> [Instructions to follow] Copy out every record below exactly as written, but leave out any pictures.

┌────────

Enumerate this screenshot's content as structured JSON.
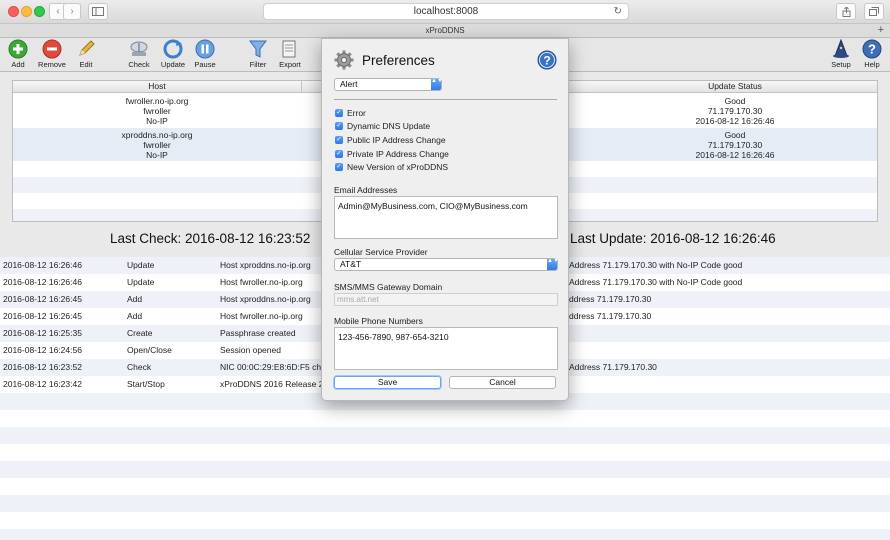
{
  "browser": {
    "url": "localhost:8008",
    "tab_title": "xProDDNS",
    "back_glyph": "‹",
    "forward_glyph": "›",
    "reload_glyph": "↻",
    "newtab_glyph": "+"
  },
  "toolbar": {
    "add": "Add",
    "remove": "Remove",
    "edit": "Edit",
    "check": "Check",
    "update": "Update",
    "pause": "Pause",
    "filter": "Filter",
    "export": "Export",
    "setup": "Setup",
    "help": "Help"
  },
  "host_table": {
    "col_host": "Host",
    "col_status": "Update Status",
    "rows": [
      {
        "host": "fwroller.no-ip.org",
        "user": "fwroller",
        "service": "No-IP",
        "status": "Good",
        "ip": "71.179.170.30",
        "time": "2016-08-12 16:26:46"
      },
      {
        "host": "xproddns.no-ip.org",
        "user": "fwroller",
        "service": "No-IP",
        "status": "Good",
        "ip": "71.179.170.30",
        "time": "2016-08-12 16:26:46"
      }
    ]
  },
  "summary": {
    "last_check": "Last Check: 2016-08-12 16:23:52",
    "last_update": "Last Update: 2016-08-12 16:26:46"
  },
  "log": [
    {
      "time": "2016-08-12 16:26:46",
      "type": "Update",
      "msg": "Host xproddns.no-ip.org",
      "tail": "Address 71.179.170.30 with No-IP Code good"
    },
    {
      "time": "2016-08-12 16:26:46",
      "type": "Update",
      "msg": "Host fwroller.no-ip.org",
      "tail": "Address 71.179.170.30 with No-IP Code good"
    },
    {
      "time": "2016-08-12 16:26:45",
      "type": "Add",
      "msg": "Host xproddns.no-ip.org",
      "tail": "ddress 71.179.170.30"
    },
    {
      "time": "2016-08-12 16:26:45",
      "type": "Add",
      "msg": "Host fwroller.no-ip.org",
      "tail": "ddress 71.179.170.30"
    },
    {
      "time": "2016-08-12 16:25:35",
      "type": "Create",
      "msg": "Passphrase created",
      "tail": ""
    },
    {
      "time": "2016-08-12 16:24:56",
      "type": "Open/Close",
      "msg": "Session opened",
      "tail": ""
    },
    {
      "time": "2016-08-12 16:23:52",
      "type": "Check",
      "msg": "NIC 00:0C:29:E8:6D:F5 ch",
      "tail": "Address 71.179.170.30"
    },
    {
      "time": "2016-08-12 16:23:42",
      "type": "Start/Stop",
      "msg": "xProDDNS 2016 Release 2",
      "tail": ""
    }
  ],
  "prefs": {
    "title": "Preferences",
    "category": "Alert",
    "checkboxes": [
      {
        "label": "Error",
        "checked": true
      },
      {
        "label": "Dynamic DNS Update",
        "checked": true
      },
      {
        "label": "Public IP Address Change",
        "checked": true
      },
      {
        "label": "Private IP Address Change",
        "checked": true
      },
      {
        "label": "New Version of xProDDNS",
        "checked": true
      }
    ],
    "email_label": "Email Addresses",
    "email_value": "Admin@MyBusiness.com, CIO@MyBusiness.com",
    "carrier_label": "Cellular Service Provider",
    "carrier_value": "AT&T",
    "sms_label": "SMS/MMS Gateway Domain",
    "sms_value": "mms.att.net",
    "phone_label": "Mobile Phone Numbers",
    "phone_value": "123-456-7890, 987-654-3210",
    "save": "Save",
    "cancel": "Cancel",
    "check_glyph": "✓",
    "select_arrows": "▲▼"
  }
}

└────────

> [Solution below]
Enumerate this screenshot's content as structured JSON.
{
  "browser": {
    "url": "localhost:8008",
    "tab_title": "xProDDNS",
    "back_glyph": "‹",
    "forward_glyph": "›",
    "reload_glyph": "↻",
    "newtab_glyph": "+"
  },
  "toolbar": {
    "add": "Add",
    "remove": "Remove",
    "edit": "Edit",
    "check": "Check",
    "update": "Update",
    "pause": "Pause",
    "filter": "Filter",
    "export": "Export",
    "setup": "Setup",
    "help": "Help"
  },
  "host_table": {
    "col_host": "Host",
    "col_status": "Update Status",
    "rows": [
      {
        "host": "fwroller.no-ip.org",
        "user": "fwroller",
        "service": "No-IP",
        "status": "Good",
        "ip": "71.179.170.30",
        "time": "2016-08-12 16:26:46"
      },
      {
        "host": "xproddns.no-ip.org",
        "user": "fwroller",
        "service": "No-IP",
        "status": "Good",
        "ip": "71.179.170.30",
        "time": "2016-08-12 16:26:46"
      }
    ]
  },
  "summary": {
    "last_check": "Last Check: 2016-08-12 16:23:52",
    "last_update": "Last Update: 2016-08-12 16:26:46"
  },
  "log": [
    {
      "time": "2016-08-12 16:26:46",
      "type": "Update",
      "msg": "Host xproddns.no-ip.org",
      "tail": "Address 71.179.170.30 with No-IP Code good"
    },
    {
      "time": "2016-08-12 16:26:46",
      "type": "Update",
      "msg": "Host fwroller.no-ip.org",
      "tail": "Address 71.179.170.30 with No-IP Code good"
    },
    {
      "time": "2016-08-12 16:26:45",
      "type": "Add",
      "msg": "Host xproddns.no-ip.org",
      "tail": "ddress 71.179.170.30"
    },
    {
      "time": "2016-08-12 16:26:45",
      "type": "Add",
      "msg": "Host fwroller.no-ip.org",
      "tail": "ddress 71.179.170.30"
    },
    {
      "time": "2016-08-12 16:25:35",
      "type": "Create",
      "msg": "Passphrase created",
      "tail": ""
    },
    {
      "time": "2016-08-12 16:24:56",
      "type": "Open/Close",
      "msg": "Session opened",
      "tail": ""
    },
    {
      "time": "2016-08-12 16:23:52",
      "type": "Check",
      "msg": "NIC 00:0C:29:E8:6D:F5 ch",
      "tail": "Address 71.179.170.30"
    },
    {
      "time": "2016-08-12 16:23:42",
      "type": "Start/Stop",
      "msg": "xProDDNS 2016 Release 2",
      "tail": ""
    }
  ],
  "prefs": {
    "title": "Preferences",
    "category": "Alert",
    "checkboxes": [
      {
        "label": "Error",
        "checked": true
      },
      {
        "label": "Dynamic DNS Update",
        "checked": true
      },
      {
        "label": "Public IP Address Change",
        "checked": true
      },
      {
        "label": "Private IP Address Change",
        "checked": true
      },
      {
        "label": "New Version of xProDDNS",
        "checked": true
      }
    ],
    "email_label": "Email Addresses",
    "email_value": "Admin@MyBusiness.com, CIO@MyBusiness.com",
    "carrier_label": "Cellular Service Provider",
    "carrier_value": "AT&T",
    "sms_label": "SMS/MMS Gateway Domain",
    "sms_value": "mms.att.net",
    "phone_label": "Mobile Phone Numbers",
    "phone_value": "123-456-7890, 987-654-3210",
    "save": "Save",
    "cancel": "Cancel",
    "check_glyph": "✓",
    "select_arrows": "▲▼"
  }
}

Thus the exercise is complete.